Exercise brief => Examine each line of the data. Copy those that contain the string "CWSU".

(Items from a data source)
☆ ☆ ☆ ☆ ☆ ☆ ☆
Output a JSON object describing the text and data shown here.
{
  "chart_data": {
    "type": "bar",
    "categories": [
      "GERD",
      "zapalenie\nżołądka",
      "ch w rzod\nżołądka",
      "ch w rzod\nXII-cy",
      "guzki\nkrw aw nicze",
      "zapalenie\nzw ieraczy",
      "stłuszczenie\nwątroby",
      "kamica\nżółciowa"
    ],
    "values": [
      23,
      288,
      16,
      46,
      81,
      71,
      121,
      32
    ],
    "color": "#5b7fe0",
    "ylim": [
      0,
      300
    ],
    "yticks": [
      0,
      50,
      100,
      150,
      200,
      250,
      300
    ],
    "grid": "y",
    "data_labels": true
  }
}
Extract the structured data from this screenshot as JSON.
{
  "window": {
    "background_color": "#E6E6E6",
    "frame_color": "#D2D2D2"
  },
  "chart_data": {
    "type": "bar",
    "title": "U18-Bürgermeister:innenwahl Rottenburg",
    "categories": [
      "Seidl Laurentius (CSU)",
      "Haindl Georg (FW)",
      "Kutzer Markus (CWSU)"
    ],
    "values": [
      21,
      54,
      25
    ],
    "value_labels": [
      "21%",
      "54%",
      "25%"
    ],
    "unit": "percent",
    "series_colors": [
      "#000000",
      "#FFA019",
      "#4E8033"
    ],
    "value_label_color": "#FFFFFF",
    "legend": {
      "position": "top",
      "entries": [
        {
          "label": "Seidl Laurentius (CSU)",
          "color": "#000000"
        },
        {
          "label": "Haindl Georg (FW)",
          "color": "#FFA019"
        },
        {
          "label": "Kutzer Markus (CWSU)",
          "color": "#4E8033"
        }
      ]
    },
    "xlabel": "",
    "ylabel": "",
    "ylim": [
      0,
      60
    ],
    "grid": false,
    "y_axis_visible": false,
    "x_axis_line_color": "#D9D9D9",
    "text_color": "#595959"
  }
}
☆ ☆ ☆ ☆ ☆ ☆ ☆
The completed task =>
      "Kutzer Markus (CWSU)"
          "label": "Kutzer Markus (CWSU)",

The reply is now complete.